*EXERCISE DESCRIPTION*: Reproduce the material word for word; the images stay out.

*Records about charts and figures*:

◇ ◇ ◇ ◇

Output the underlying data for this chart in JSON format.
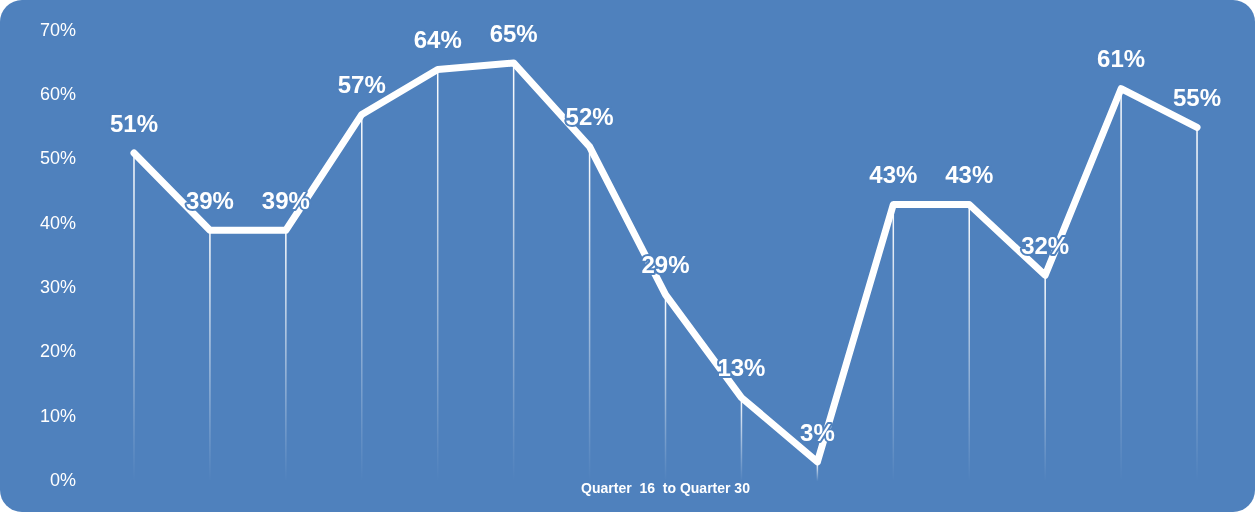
{
  "chart_data": {
    "type": "line",
    "xlabel": "Quarter  16  to Quarter 30",
    "categories": [
      null,
      null,
      null,
      null,
      null,
      null,
      null,
      null,
      null,
      null,
      null,
      null,
      null,
      null,
      null
    ],
    "series": [
      {
        "color": "#ffffff",
        "values": [
          51,
          39,
          39,
          57,
          64,
          65,
          52,
          29,
          13,
          3,
          43,
          43,
          32,
          61,
          55
        ],
        "value_labels": [
          "51%",
          "39%",
          "39%",
          "57%",
          "64%",
          "65%",
          "52%",
          "29%",
          "13%",
          "3%",
          "43%",
          "43%",
          "32%",
          "61%",
          "55%"
        ]
      }
    ],
    "ylim": [
      0,
      70
    ],
    "yticks": [
      {
        "value": 0,
        "label": "0%"
      },
      {
        "value": 10,
        "label": "10%"
      },
      {
        "value": 20,
        "label": "20%"
      },
      {
        "value": 30,
        "label": "30%"
      },
      {
        "value": 40,
        "label": "40%"
      },
      {
        "value": 50,
        "label": "50%"
      },
      {
        "value": 60,
        "label": "60%"
      },
      {
        "value": 70,
        "label": "70%"
      }
    ],
    "grid": "x",
    "legend": false,
    "marker": "none",
    "line_style": "solid",
    "tick_labels": "y"
  }
}
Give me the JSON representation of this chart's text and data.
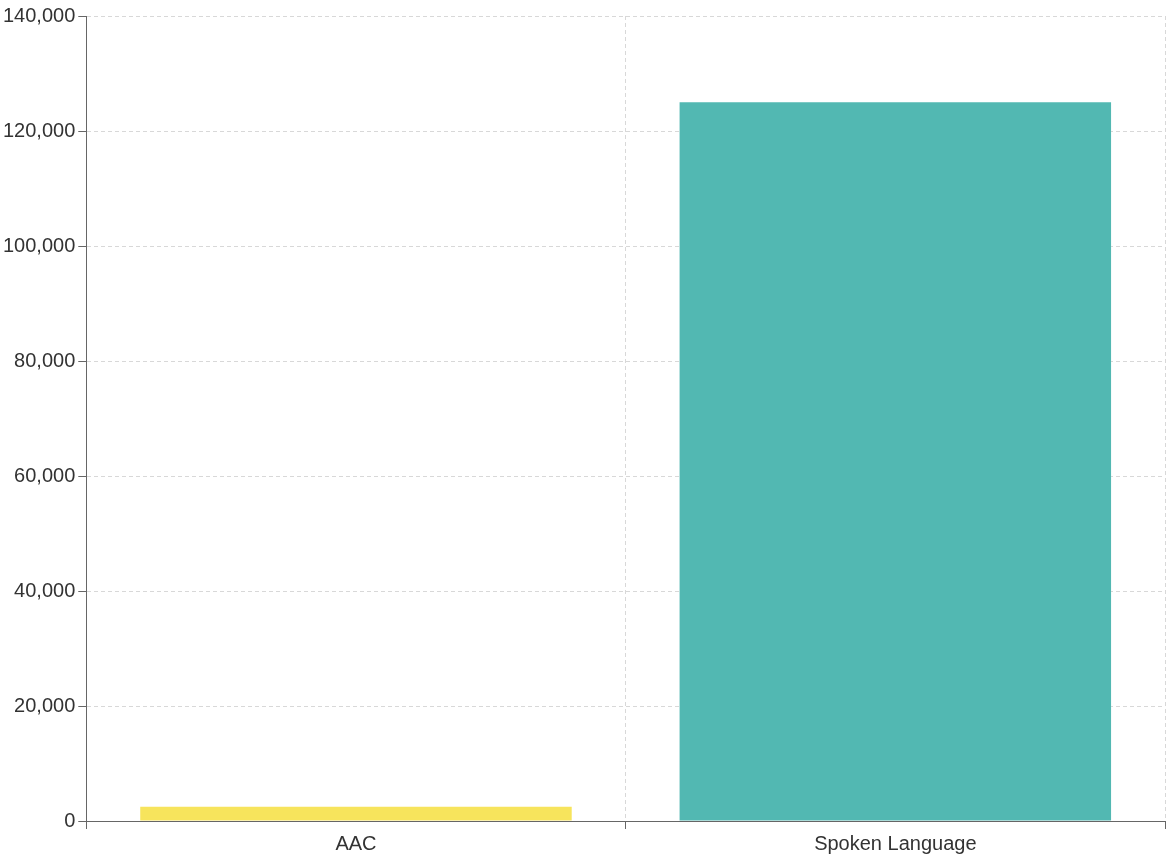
{
  "chart_data": {
    "type": "bar",
    "categories": [
      "AAC",
      "Spoken Language"
    ],
    "values": [
      2500,
      125000
    ],
    "colors": [
      "#f7e45c",
      "#52b8b2"
    ],
    "ylim": [
      0,
      140000
    ],
    "yticks": [
      {
        "value": 0,
        "label": "0"
      },
      {
        "value": 20000,
        "label": "20,000"
      },
      {
        "value": 40000,
        "label": "40,000"
      },
      {
        "value": 60000,
        "label": "60,000"
      },
      {
        "value": 80000,
        "label": "80,000"
      },
      {
        "value": 100000,
        "label": "100,000"
      },
      {
        "value": 120000,
        "label": "120,000"
      },
      {
        "value": 140000,
        "label": "140,000"
      }
    ],
    "grid": true,
    "legend": false
  }
}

◇ ◇ ◇ ◇

*TASK OUTPUT*:
Output the underlying data for this chart in JSON format.
{
  "chart_data": {
    "type": "line",
    "xlabel": "Quarter  16  to Quarter 30",
    "categories": [
      null,
      null,
      null,
      null,
      null,
      null,
      null,
      null,
      null,
      null,
      null,
      null,
      null,
      null,
      null
    ],
    "series": [
      {
        "color": "#ffffff",
        "values": [
          51,
          39,
          39,
          57,
          64,
          65,
          52,
          29,
          13,
          3,
          43,
          43,
          32,
          61,
          55
        ],
        "value_labels": [
          "51%",
          "39%",
          "39%",
          "57%",
          "64%",
          "65%",
          "52%",
          "29%",
          "13%",
          "3%",
          "43%",
          "43%",
          "32%",
          "61%",
          "55%"
        ]
      }
    ],
    "ylim": [
      0,
      70
    ],
    "yticks": [
      {
        "value": 0,
        "label": "0%"
      },
      {
        "value": 10,
        "label": "10%"
      },
      {
        "value": 20,
        "label": "20%"
      },
      {
        "value": 30,
        "label": "30%"
      },
      {
        "value": 40,
        "label": "40%"
      },
      {
        "value": 50,
        "label": "50%"
      },
      {
        "value": 60,
        "label": "60%"
      },
      {
        "value": 70,
        "label": "70%"
      }
    ],
    "grid": "x",
    "legend": false,
    "marker": "none",
    "line_style": "solid",
    "tick_labels": "y"
  }
}
Give me the JSON representation of this chart's text and data.
{
  "chart_data": {
    "type": "bar",
    "categories": [
      "AAC",
      "Spoken Language"
    ],
    "values": [
      2500,
      125000
    ],
    "colors": [
      "#f7e45c",
      "#52b8b2"
    ],
    "ylim": [
      0,
      140000
    ],
    "yticks": [
      {
        "value": 0,
        "label": "0"
      },
      {
        "value": 20000,
        "label": "20,000"
      },
      {
        "value": 40000,
        "label": "40,000"
      },
      {
        "value": 60000,
        "label": "60,000"
      },
      {
        "value": 80000,
        "label": "80,000"
      },
      {
        "value": 100000,
        "label": "100,000"
      },
      {
        "value": 120000,
        "label": "120,000"
      },
      {
        "value": 140000,
        "label": "140,000"
      }
    ],
    "grid": true,
    "legend": false
  }
}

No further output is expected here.